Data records
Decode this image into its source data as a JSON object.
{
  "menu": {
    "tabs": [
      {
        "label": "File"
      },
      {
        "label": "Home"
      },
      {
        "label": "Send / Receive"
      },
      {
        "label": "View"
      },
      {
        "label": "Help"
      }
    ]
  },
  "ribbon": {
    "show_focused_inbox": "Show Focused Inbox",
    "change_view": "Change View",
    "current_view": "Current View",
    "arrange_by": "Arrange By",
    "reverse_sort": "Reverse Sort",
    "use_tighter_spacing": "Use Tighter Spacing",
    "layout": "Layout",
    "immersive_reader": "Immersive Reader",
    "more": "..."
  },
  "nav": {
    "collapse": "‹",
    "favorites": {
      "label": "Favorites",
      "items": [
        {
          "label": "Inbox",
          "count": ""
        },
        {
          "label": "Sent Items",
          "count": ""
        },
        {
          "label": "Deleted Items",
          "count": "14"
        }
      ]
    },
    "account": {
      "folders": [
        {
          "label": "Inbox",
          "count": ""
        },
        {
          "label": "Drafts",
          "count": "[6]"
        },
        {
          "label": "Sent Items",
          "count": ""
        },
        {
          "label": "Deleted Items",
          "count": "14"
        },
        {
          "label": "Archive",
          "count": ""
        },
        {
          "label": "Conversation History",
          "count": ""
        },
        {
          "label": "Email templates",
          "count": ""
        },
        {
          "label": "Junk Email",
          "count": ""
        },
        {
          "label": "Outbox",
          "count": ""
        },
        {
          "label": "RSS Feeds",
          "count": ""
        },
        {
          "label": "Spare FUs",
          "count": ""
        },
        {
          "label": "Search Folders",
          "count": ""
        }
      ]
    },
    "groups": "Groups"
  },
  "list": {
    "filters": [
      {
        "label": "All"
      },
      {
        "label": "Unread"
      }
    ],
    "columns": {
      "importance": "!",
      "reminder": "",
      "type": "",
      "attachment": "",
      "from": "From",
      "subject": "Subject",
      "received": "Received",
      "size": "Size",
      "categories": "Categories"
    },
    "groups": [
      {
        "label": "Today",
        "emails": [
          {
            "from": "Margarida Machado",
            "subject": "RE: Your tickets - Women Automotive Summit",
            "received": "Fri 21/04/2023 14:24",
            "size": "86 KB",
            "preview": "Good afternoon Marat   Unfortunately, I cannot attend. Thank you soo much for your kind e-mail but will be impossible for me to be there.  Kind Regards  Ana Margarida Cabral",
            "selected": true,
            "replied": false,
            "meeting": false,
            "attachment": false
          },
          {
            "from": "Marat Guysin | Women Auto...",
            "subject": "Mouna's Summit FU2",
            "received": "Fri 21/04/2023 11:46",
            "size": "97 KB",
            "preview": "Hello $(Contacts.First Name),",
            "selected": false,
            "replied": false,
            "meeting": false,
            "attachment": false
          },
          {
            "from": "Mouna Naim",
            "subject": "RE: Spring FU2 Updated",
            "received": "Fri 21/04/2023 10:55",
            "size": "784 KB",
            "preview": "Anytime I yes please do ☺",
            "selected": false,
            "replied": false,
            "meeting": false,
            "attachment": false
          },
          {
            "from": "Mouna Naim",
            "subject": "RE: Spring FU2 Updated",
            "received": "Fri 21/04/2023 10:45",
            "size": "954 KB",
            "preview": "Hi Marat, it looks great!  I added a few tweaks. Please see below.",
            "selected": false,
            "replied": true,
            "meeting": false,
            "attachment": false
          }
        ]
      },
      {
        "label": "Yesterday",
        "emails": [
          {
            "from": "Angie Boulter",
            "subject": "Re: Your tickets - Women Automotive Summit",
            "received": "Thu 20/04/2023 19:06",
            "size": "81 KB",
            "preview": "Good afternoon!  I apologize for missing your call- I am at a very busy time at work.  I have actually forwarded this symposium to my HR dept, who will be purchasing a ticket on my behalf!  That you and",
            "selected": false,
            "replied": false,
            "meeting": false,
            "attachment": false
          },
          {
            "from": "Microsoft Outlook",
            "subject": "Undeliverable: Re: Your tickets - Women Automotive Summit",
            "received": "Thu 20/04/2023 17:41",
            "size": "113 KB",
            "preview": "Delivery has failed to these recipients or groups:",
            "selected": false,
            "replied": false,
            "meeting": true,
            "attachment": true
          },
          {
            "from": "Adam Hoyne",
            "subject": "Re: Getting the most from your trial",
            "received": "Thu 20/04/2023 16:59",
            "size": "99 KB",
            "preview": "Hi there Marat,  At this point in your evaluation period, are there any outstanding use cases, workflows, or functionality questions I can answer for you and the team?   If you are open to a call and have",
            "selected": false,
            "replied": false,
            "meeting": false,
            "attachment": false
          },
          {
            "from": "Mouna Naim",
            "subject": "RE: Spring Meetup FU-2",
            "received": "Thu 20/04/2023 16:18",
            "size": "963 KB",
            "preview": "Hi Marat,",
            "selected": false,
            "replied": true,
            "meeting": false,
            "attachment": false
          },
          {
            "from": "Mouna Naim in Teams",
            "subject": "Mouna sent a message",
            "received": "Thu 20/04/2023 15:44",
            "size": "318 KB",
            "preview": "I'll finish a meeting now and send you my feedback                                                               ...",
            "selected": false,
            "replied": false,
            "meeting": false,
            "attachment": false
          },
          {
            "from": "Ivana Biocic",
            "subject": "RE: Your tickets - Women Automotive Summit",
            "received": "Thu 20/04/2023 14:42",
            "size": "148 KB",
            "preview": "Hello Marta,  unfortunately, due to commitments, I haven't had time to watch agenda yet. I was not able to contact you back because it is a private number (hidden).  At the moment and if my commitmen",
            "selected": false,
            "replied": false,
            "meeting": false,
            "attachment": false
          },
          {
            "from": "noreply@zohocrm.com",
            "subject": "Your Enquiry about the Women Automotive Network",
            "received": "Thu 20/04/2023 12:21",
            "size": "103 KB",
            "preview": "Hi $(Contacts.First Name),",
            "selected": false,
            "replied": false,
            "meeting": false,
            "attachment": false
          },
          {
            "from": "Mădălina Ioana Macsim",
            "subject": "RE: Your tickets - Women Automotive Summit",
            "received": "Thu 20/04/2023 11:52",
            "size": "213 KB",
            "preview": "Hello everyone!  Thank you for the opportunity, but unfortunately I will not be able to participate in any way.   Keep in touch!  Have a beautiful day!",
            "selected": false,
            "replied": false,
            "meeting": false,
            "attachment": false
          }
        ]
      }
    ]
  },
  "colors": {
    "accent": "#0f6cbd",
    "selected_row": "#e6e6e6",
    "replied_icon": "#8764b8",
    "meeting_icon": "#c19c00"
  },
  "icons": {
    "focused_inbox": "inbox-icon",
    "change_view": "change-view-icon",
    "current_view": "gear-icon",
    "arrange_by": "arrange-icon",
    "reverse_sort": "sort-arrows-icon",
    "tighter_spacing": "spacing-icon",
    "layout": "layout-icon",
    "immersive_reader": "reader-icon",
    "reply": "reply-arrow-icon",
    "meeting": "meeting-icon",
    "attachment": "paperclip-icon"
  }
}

→ Exercise objective: Restate every record exactly, leaving nothing out.

→ Final result:
Decode this image into its source data as a JSON object.
{
  "menu": {
    "tabs": [
      {
        "label": "File"
      },
      {
        "label": "Home"
      },
      {
        "label": "Send / Receive"
      },
      {
        "label": "View"
      },
      {
        "label": "Help"
      }
    ]
  },
  "ribbon": {
    "show_focused_inbox": "Show Focused Inbox",
    "change_view": "Change View",
    "current_view": "Current View",
    "arrange_by": "Arrange By",
    "reverse_sort": "Reverse Sort",
    "use_tighter_spacing": "Use Tighter Spacing",
    "layout": "Layout",
    "immersive_reader": "Immersive Reader",
    "more": "..."
  },
  "nav": {
    "collapse": "‹",
    "favorites": {
      "label": "Favorites",
      "items": [
        {
          "label": "Inbox",
          "count": ""
        },
        {
          "label": "Sent Items",
          "count": ""
        },
        {
          "label": "Deleted Items",
          "count": "14"
        }
      ]
    },
    "account": {
      "folders": [
        {
          "label": "Inbox",
          "count": ""
        },
        {
          "label": "Drafts",
          "count": "[6]"
        },
        {
          "label": "Sent Items",
          "count": ""
        },
        {
          "label": "Deleted Items",
          "count": "14"
        },
        {
          "label": "Archive",
          "count": ""
        },
        {
          "label": "Conversation History",
          "count": ""
        },
        {
          "label": "Email templates",
          "count": ""
        },
        {
          "label": "Junk Email",
          "count": ""
        },
        {
          "label": "Outbox",
          "count": ""
        },
        {
          "label": "RSS Feeds",
          "count": ""
        },
        {
          "label": "Spare FUs",
          "count": ""
        },
        {
          "label": "Search Folders",
          "count": ""
        }
      ]
    },
    "groups": "Groups"
  },
  "list": {
    "filters": [
      {
        "label": "All"
      },
      {
        "label": "Unread"
      }
    ],
    "columns": {
      "importance": "!",
      "reminder": "",
      "type": "",
      "attachment": "",
      "from": "From",
      "subject": "Subject",
      "received": "Received",
      "size": "Size",
      "categories": "Categories"
    },
    "groups": [
      {
        "label": "Today",
        "emails": [
          {
            "from": "Margarida Machado",
            "subject": "RE: Your tickets - Women Automotive Summit",
            "received": "Fri 21/04/2023 14:24",
            "size": "86 KB",
            "preview": "Good afternoon Marat   Unfortunately, I cannot attend. Thank you soo much for your kind e-mail but will be impossible for me to be there.  Kind Regards  Ana Margarida Cabral",
            "selected": true,
            "replied": false,
            "meeting": false,
            "attachment": false
          },
          {
            "from": "Marat Guysin | Women Auto...",
            "subject": "Mouna's Summit FU2",
            "received": "Fri 21/04/2023 11:46",
            "size": "97 KB",
            "preview": "Hello $(Contacts.First Name),",
            "selected": false,
            "replied": false,
            "meeting": false,
            "attachment": false
          },
          {
            "from": "Mouna Naim",
            "subject": "RE: Spring FU2 Updated",
            "received": "Fri 21/04/2023 10:55",
            "size": "784 KB",
            "preview": "Anytime I yes please do ☺",
            "selected": false,
            "replied": false,
            "meeting": false,
            "attachment": false
          },
          {
            "from": "Mouna Naim",
            "subject": "RE: Spring FU2 Updated",
            "received": "Fri 21/04/2023 10:45",
            "size": "954 KB",
            "preview": "Hi Marat, it looks great!  I added a few tweaks. Please see below.",
            "selected": false,
            "replied": true,
            "meeting": false,
            "attachment": false
          }
        ]
      },
      {
        "label": "Yesterday",
        "emails": [
          {
            "from": "Angie Boulter",
            "subject": "Re: Your tickets - Women Automotive Summit",
            "received": "Thu 20/04/2023 19:06",
            "size": "81 KB",
            "preview": "Good afternoon!  I apologize for missing your call- I am at a very busy time at work.  I have actually forwarded this symposium to my HR dept, who will be purchasing a ticket on my behalf!  That you and",
            "selected": false,
            "replied": false,
            "meeting": false,
            "attachment": false
          },
          {
            "from": "Microsoft Outlook",
            "subject": "Undeliverable: Re: Your tickets - Women Automotive Summit",
            "received": "Thu 20/04/2023 17:41",
            "size": "113 KB",
            "preview": "Delivery has failed to these recipients or groups:",
            "selected": false,
            "replied": false,
            "meeting": true,
            "attachment": true
          },
          {
            "from": "Adam Hoyne",
            "subject": "Re: Getting the most from your trial",
            "received": "Thu 20/04/2023 16:59",
            "size": "99 KB",
            "preview": "Hi there Marat,  At this point in your evaluation period, are there any outstanding use cases, workflows, or functionality questions I can answer for you and the team?   If you are open to a call and have",
            "selected": false,
            "replied": false,
            "meeting": false,
            "attachment": false
          },
          {
            "from": "Mouna Naim",
            "subject": "RE: Spring Meetup FU-2",
            "received": "Thu 20/04/2023 16:18",
            "size": "963 KB",
            "preview": "Hi Marat,",
            "selected": false,
            "replied": true,
            "meeting": false,
            "attachment": false
          },
          {
            "from": "Mouna Naim in Teams",
            "subject": "Mouna sent a message",
            "received": "Thu 20/04/2023 15:44",
            "size": "318 KB",
            "preview": "I'll finish a meeting now and send you my feedback                                                               ...",
            "selected": false,
            "replied": false,
            "meeting": false,
            "attachment": false
          },
          {
            "from": "Ivana Biocic",
            "subject": "RE: Your tickets - Women Automotive Summit",
            "received": "Thu 20/04/2023 14:42",
            "size": "148 KB",
            "preview": "Hello Marta,  unfortunately, due to commitments, I haven't had time to watch agenda yet. I was not able to contact you back because it is a private number (hidden).  At the moment and if my commitmen",
            "selected": false,
            "replied": false,
            "meeting": false,
            "attachment": false
          },
          {
            "from": "noreply@zohocrm.com",
            "subject": "Your Enquiry about the Women Automotive Network",
            "received": "Thu 20/04/2023 12:21",
            "size": "103 KB",
            "preview": "Hi $(Contacts.First Name),",
            "selected": false,
            "replied": false,
            "meeting": false,
            "attachment": false
          },
          {
            "from": "Mădălina Ioana Macsim",
            "subject": "RE: Your tickets - Women Automotive Summit",
            "received": "Thu 20/04/2023 11:52",
            "size": "213 KB",
            "preview": "Hello everyone!  Thank you for the opportunity, but unfortunately I will not be able to participate in any way.   Keep in touch!  Have a beautiful day!",
            "selected": false,
            "replied": false,
            "meeting": false,
            "attachment": false
          }
        ]
      }
    ]
  },
  "colors": {
    "accent": "#0f6cbd",
    "selected_row": "#e6e6e6",
    "replied_icon": "#8764b8",
    "meeting_icon": "#c19c00"
  },
  "icons": {
    "focused_inbox": "inbox-icon",
    "change_view": "change-view-icon",
    "current_view": "gear-icon",
    "arrange_by": "arrange-icon",
    "reverse_sort": "sort-arrows-icon",
    "tighter_spacing": "spacing-icon",
    "layout": "layout-icon",
    "immersive_reader": "reader-icon",
    "reply": "reply-arrow-icon",
    "meeting": "meeting-icon",
    "attachment": "paperclip-icon"
  }
}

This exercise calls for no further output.